# [Material to process]
>>>

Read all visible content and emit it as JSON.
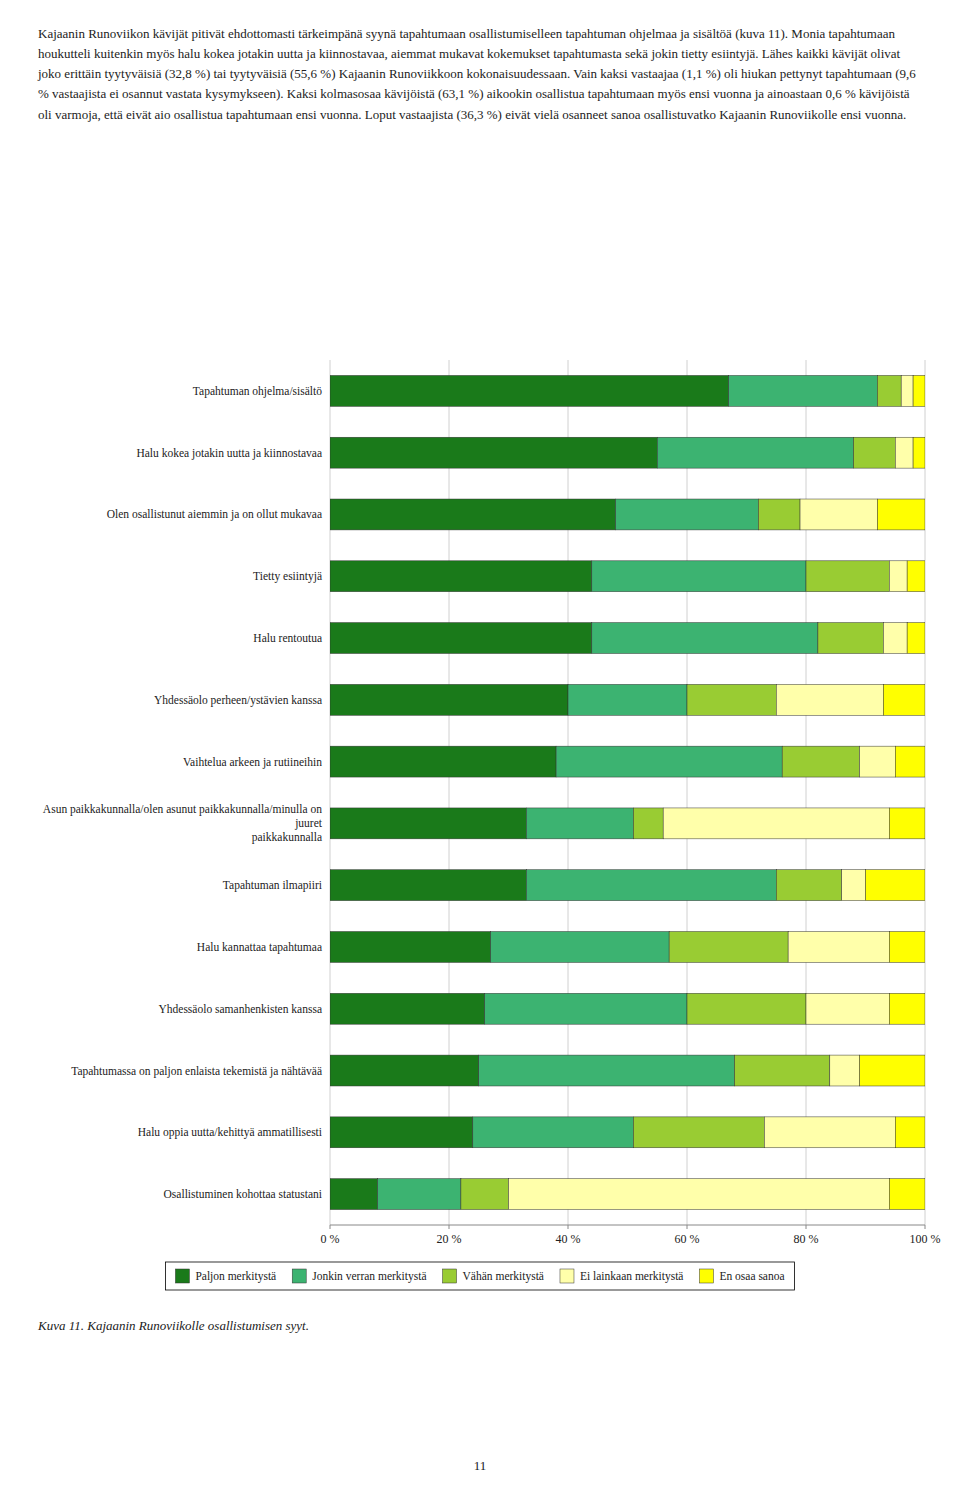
{
  "chart_data": {
    "type": "bar",
    "orientation": "horizontal",
    "stacked": true,
    "title": "Kuva 11. Kajaanin Runoviikolle osallistumisen syyt.",
    "annotations": [
      "Kajaanin Runoviikon kävijät pitivät ehdottomasti tärkeimpänä syynä tapahtumaan osallistumiselleen tapahtuman ohjelmaa ja sisältöä (kuva 11). Monia tapahtumaan houkutteli kuitenkin myös halu kokea jotakin uutta ja kiinnostavaa, aiemmat mukavat kokemukset tapahtumasta sekä jokin tietty esiintyjä. Lähes kaikki kävijät olivat joko erittäin tyytyväisiä (32,8 %) tai tyytyväisiä (55,6 %) Kajaanin Runoviikkoon kokonaisuudessaan. Vain kaksi vastaajaa (1,1 %) oli hiukan pettynyt tapahtumaan (9,6 % vastaajista ei osannut vastata kysymykseen). Kaksi kolmasosaa kävijöistä (63,1 %) aikookin osallistua tapahtumaan myös ensi vuonna ja ainoastaan 0,6 % kävijöistä oli varmoja, että eivät aio osallistua tapahtumaan ensi vuonna. Loput vastaajista (36,3 %) eivät vielä osanneet sanoa osallistuvatko Kajaanin Runoviikolle ensi vuonna.",
      "11"
    ],
    "categories": [
      "Tapahtuman ohjelma/sisältö",
      "Halu kokea jotakin uutta ja kiinnostavaa",
      "Olen osallistunut aiemmin ja on ollut mukavaa",
      "Tietty esiintyjä",
      "Halu rentoutua",
      "Yhdessäolo perheen/ystävien kanssa",
      "Vaihtelua arkeen ja rutiineihin",
      "Asun paikkakunnalla/olen asunut paikkakunnalla/minulla on juuret\npaikkakunnalla",
      "Tapahtuman ilmapiiri",
      "Halu kannattaa tapahtumaa",
      "Yhdessäolo samanhenkisten kanssa",
      "Tapahtumassa on paljon enlaista tekemistä ja nähtävää",
      "Halu oppia uutta/kehittyä ammatillisesti",
      "Osallistuminen kohottaa statustani"
    ],
    "series": [
      {
        "name": "Paljon merkitystä",
        "color": "#1a7a1a",
        "values": [
          67,
          55,
          48,
          44,
          44,
          40,
          38,
          33,
          33,
          27,
          26,
          25,
          24,
          8
        ]
      },
      {
        "name": "Jonkin verran merkitystä",
        "color": "#3cb371",
        "values": [
          25,
          33,
          24,
          36,
          38,
          20,
          38,
          18,
          42,
          30,
          34,
          43,
          27,
          14
        ]
      },
      {
        "name": "Vähän merkitystä",
        "color": "#99cc33",
        "values": [
          4,
          7,
          7,
          14,
          11,
          15,
          13,
          5,
          11,
          20,
          20,
          16,
          22,
          8
        ]
      },
      {
        "name": "Ei lainkaan merkitystä",
        "color": "#ffffaa",
        "values": [
          2,
          3,
          13,
          3,
          4,
          18,
          6,
          38,
          4,
          17,
          14,
          5,
          22,
          64
        ]
      },
      {
        "name": "En osaa sanoa",
        "color": "#ffff00",
        "values": [
          2,
          2,
          8,
          3,
          3,
          7,
          5,
          6,
          10,
          6,
          6,
          11,
          5,
          6
        ]
      }
    ],
    "xlim": [
      0,
      100
    ],
    "xticks": [
      {
        "value": 0,
        "label": "0 %"
      },
      {
        "value": 20,
        "label": "20 %"
      },
      {
        "value": 40,
        "label": "40 %"
      },
      {
        "value": 60,
        "label": "60 %"
      },
      {
        "value": 80,
        "label": "80 %"
      },
      {
        "value": 100,
        "label": "100 %"
      }
    ],
    "grid": true,
    "legend": "bottom"
  }
}
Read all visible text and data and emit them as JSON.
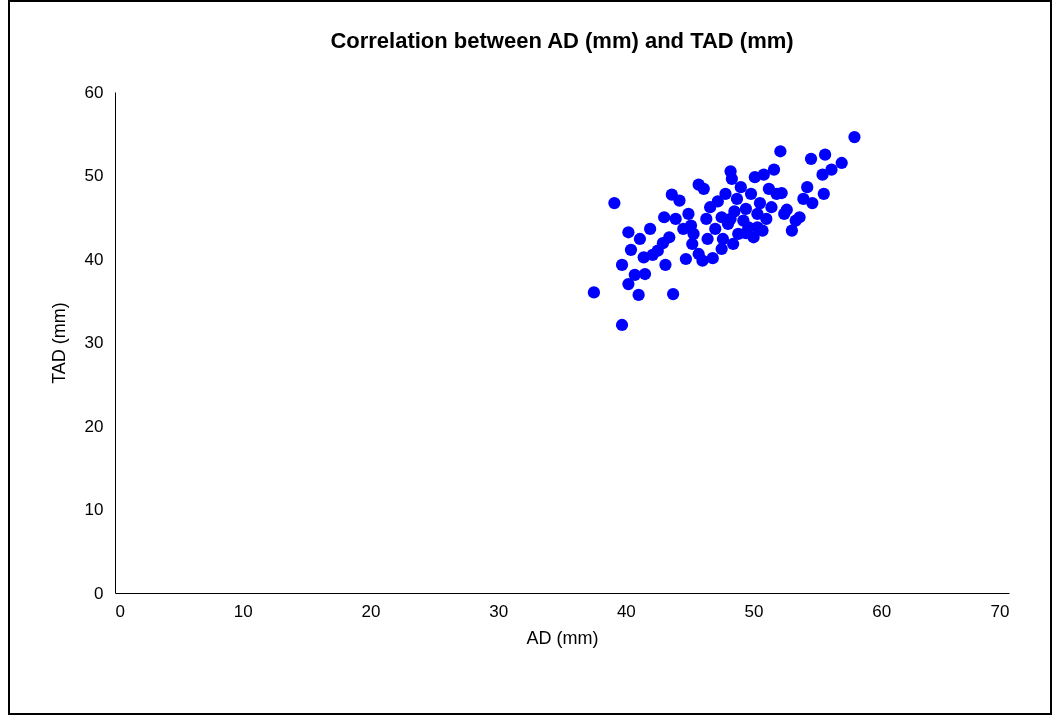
{
  "chart_data": {
    "type": "scatter",
    "title": "Correlation between AD (mm) and TAD (mm)",
    "xlabel": "AD (mm)",
    "ylabel": "TAD (mm)",
    "x": [
      37.5,
      39.7,
      39.1,
      39.7,
      40.2,
      40.2,
      40.4,
      40.7,
      41.0,
      41.1,
      41.4,
      41.5,
      41.9,
      42.1,
      42.5,
      42.9,
      43.1,
      43.0,
      43.4,
      43.7,
      43.6,
      43.9,
      44.2,
      44.5,
      44.7,
      44.9,
      45.2,
      45.3,
      45.7,
      45.7,
      46.0,
      46.1,
      46.3,
      46.4,
      46.6,
      46.8,
      47.0,
      47.2,
      47.5,
      47.6,
      47.8,
      48.0,
      48.2,
      48.3,
      48.4,
      48.5,
      48.7,
      48.8,
      49.0,
      49.2,
      49.4,
      49.6,
      49.8,
      50.0,
      50.1,
      50.3,
      50.5,
      50.7,
      50.8,
      51.0,
      51.2,
      51.4,
      51.6,
      51.8,
      52.1,
      52.2,
      52.4,
      52.6,
      53.0,
      53.3,
      53.6,
      53.9,
      54.2,
      54.5,
      54.6,
      55.4,
      55.5,
      55.6,
      56.1,
      56.9,
      57.9,
      49.4,
      48.2,
      47.5,
      50.3,
      45.1
    ],
    "series": [
      {
        "color": "#0000ff",
        "values": [
          36.0,
          32.1,
          46.7,
          39.3,
          43.2,
          37.0,
          41.1,
          38.1,
          35.7,
          42.4,
          40.2,
          38.2,
          43.6,
          40.5,
          41.0,
          41.9,
          39.3,
          45.0,
          42.6,
          35.8,
          47.7,
          44.8,
          47.0,
          43.6,
          40.0,
          45.4,
          41.8,
          43.0,
          48.9,
          40.6,
          39.8,
          48.4,
          44.8,
          42.4,
          46.2,
          40.1,
          43.6,
          46.9,
          45.0,
          42.4,
          47.8,
          44.2,
          50.5,
          49.6,
          41.8,
          45.7,
          47.2,
          43.0,
          48.6,
          44.6,
          46.0,
          43.8,
          47.8,
          42.6,
          49.8,
          45.4,
          46.7,
          43.4,
          50.1,
          44.8,
          48.4,
          46.2,
          50.7,
          47.8,
          52.9,
          47.9,
          45.4,
          45.9,
          43.4,
          44.6,
          45.0,
          47.2,
          48.6,
          52.0,
          46.7,
          50.1,
          47.8,
          52.5,
          50.7,
          51.5,
          54.6,
          43.1,
          44.8,
          41.2,
          43.8,
          44.0
        ]
      }
    ],
    "xlim": [
      0,
      70
    ],
    "xticks": [
      0,
      10,
      20,
      30,
      40,
      50,
      60,
      70
    ],
    "ylim": [
      0,
      60
    ],
    "yticks": [
      0,
      10,
      20,
      30,
      40,
      50,
      60
    ],
    "grid": false
  }
}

<<<

# [Problem]
Of all the lines in the listing above, how many include "color"? Write only the number.

# [Task solution]
6